== Required task ==
Find the lines that hold the word "this" and return them.

== Records shown ==
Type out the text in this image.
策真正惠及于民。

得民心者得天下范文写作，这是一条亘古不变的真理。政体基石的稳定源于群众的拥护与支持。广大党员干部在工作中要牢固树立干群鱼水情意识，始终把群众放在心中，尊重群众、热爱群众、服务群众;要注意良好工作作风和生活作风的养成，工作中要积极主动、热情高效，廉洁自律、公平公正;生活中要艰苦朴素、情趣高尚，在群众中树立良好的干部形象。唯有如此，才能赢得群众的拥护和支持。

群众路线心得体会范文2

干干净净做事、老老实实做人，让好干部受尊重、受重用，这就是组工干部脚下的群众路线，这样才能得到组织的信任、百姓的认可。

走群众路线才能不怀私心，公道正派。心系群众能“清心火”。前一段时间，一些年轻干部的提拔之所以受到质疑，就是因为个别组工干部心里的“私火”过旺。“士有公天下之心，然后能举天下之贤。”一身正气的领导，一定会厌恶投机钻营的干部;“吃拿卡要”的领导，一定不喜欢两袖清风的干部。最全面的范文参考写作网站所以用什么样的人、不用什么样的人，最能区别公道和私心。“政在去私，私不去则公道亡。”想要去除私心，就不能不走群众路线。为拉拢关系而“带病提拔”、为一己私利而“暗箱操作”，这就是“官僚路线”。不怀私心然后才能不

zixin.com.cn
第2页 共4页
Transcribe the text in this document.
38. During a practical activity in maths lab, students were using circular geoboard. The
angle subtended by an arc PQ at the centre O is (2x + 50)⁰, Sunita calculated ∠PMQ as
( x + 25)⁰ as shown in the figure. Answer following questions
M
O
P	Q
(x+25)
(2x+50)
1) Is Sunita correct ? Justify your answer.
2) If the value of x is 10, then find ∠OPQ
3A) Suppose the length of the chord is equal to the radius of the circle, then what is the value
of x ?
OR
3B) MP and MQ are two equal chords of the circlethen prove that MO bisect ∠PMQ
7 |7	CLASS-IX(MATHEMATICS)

== Right answer ==
Type out the text in this image.
Transcribe the text in this document.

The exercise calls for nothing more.